Limitations of the data and analysis are acknowledged, and potential future improvements are discussed.


---

# Change working directory

* We are assuming you will store the notebooks in a subfolder, therefore when running the notebook in the editor, you will need to change the working directory

We need to change the working directory from its current folder to its parent folder
* We access the current directory with os.getcwd()

In [1]:
import os
current_dir = os.getcwd()
current_dir

'/Users/isaacola/Documents/vscode-project/retail-sales/jupyter_notebooks'

We want to make the parent of the current directory the new current directory
* os.path.dirname() gets the parent directory
* os.chir() defines the new current directory

In [2]:
os.chdir(os.path.dirname(current_dir))
print("You set a new current directory")

You set a new current directory


Confirm the new current directory

In [3]:
current_dir = os.getcwd()
current_dir

'/Users/isaacola/Documents/vscode-project/retail-sales'

# Section 1

## ETL Process

In this section, we perform Extract, Transform, Load (ETL) operations on the retail sales data:

- **Extract**: Load raw CSV files (sales, stores, features).

========================================================================

## WRITTEN EXERCISE 1
In the notebook excerpt, which function gets the parent directory?
## WRITTEN EXERCISE 2
Echo the part of the notebook excerpt that opens with the words containing "We want to make" and closes with "os.chdir(os.path.dirname(current_dir))".
Rely only on the notebook excerpt when responding.

========================================================================

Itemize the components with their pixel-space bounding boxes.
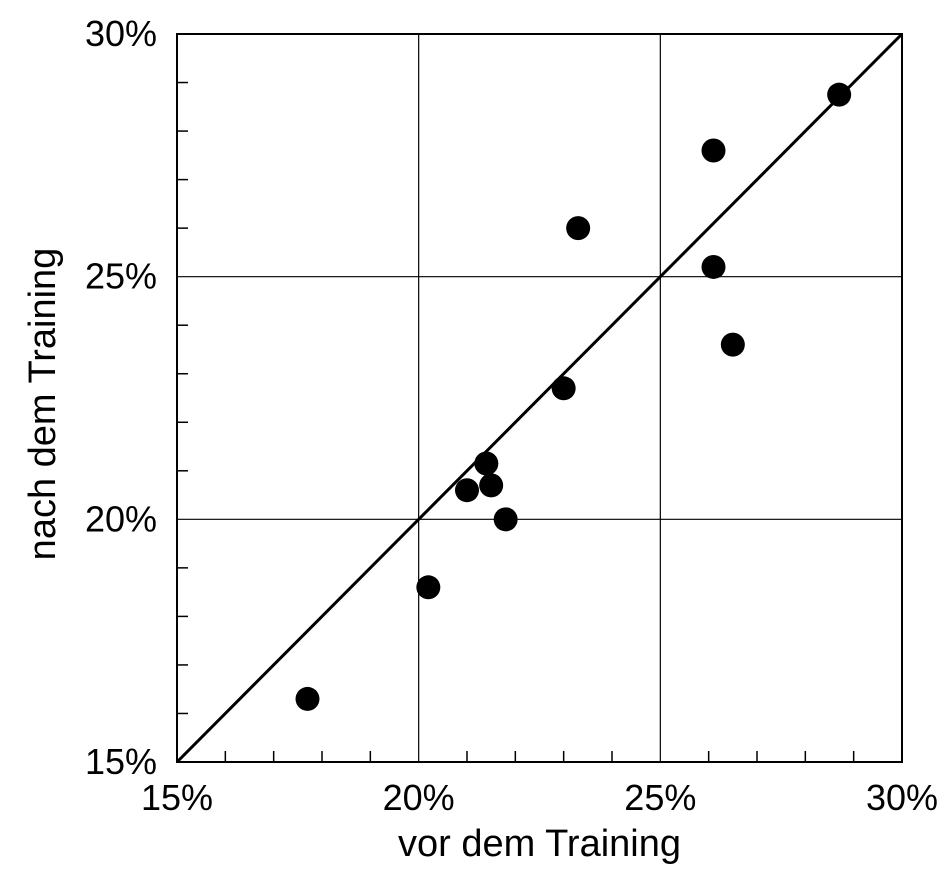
- x-axis-title: vor dem Training: [398, 823, 681, 865]
- y-tick-label: 15%: [85, 741, 157, 782]
- x-tick-label: 15%: [141, 777, 213, 818]
- data-point: [827, 82, 852, 107]
- y-tick-label: 25%: [85, 256, 157, 297]
- data-point: [701, 138, 726, 163]
- x-tick-label: 20%: [383, 777, 455, 818]
- data-point: [551, 376, 576, 401]
- data-point: [474, 451, 499, 476]
- data-point: [701, 254, 726, 279]
- identity-reference-line: [175, 32, 904, 764]
- x-tick-label: 25%: [624, 777, 696, 818]
- y-tick-label: 20%: [85, 498, 157, 539]
- data-point: [295, 686, 320, 711]
- minor-ticks: [177, 81, 855, 762]
- data-point: [455, 478, 479, 503]
- y-tick-labels: 15% 20% 25% 30%: [85, 13, 157, 782]
- data-point: [720, 332, 745, 357]
- data-points: [295, 82, 852, 711]
- data-point: [493, 507, 518, 532]
- y-axis-title: nach dem Training: [22, 248, 64, 561]
- data-point: [566, 216, 591, 241]
- plot-frame: [176, 33, 903, 763]
- x-tick-labels: 15% 20% 25% 30%: [141, 777, 938, 818]
- y-tick-label: 30%: [85, 13, 157, 54]
- data-point: [416, 575, 441, 600]
- grid-lines: [177, 34, 902, 762]
- x-tick-label: 30%: [866, 777, 938, 818]
- identity-line: [175, 32, 904, 764]
- data-point: [479, 473, 504, 498]
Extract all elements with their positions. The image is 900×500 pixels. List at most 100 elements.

========================================================================

## FULL ANSWER 1
os.path.dirname()

## FULL ANSWER 2
We want to make the parent of the current directory the new current directory
* os.path.dirname() gets the parent directory
* os.chir() defines the new current directory

In [2]:
os.chdir(os.path.dirname(current_dir))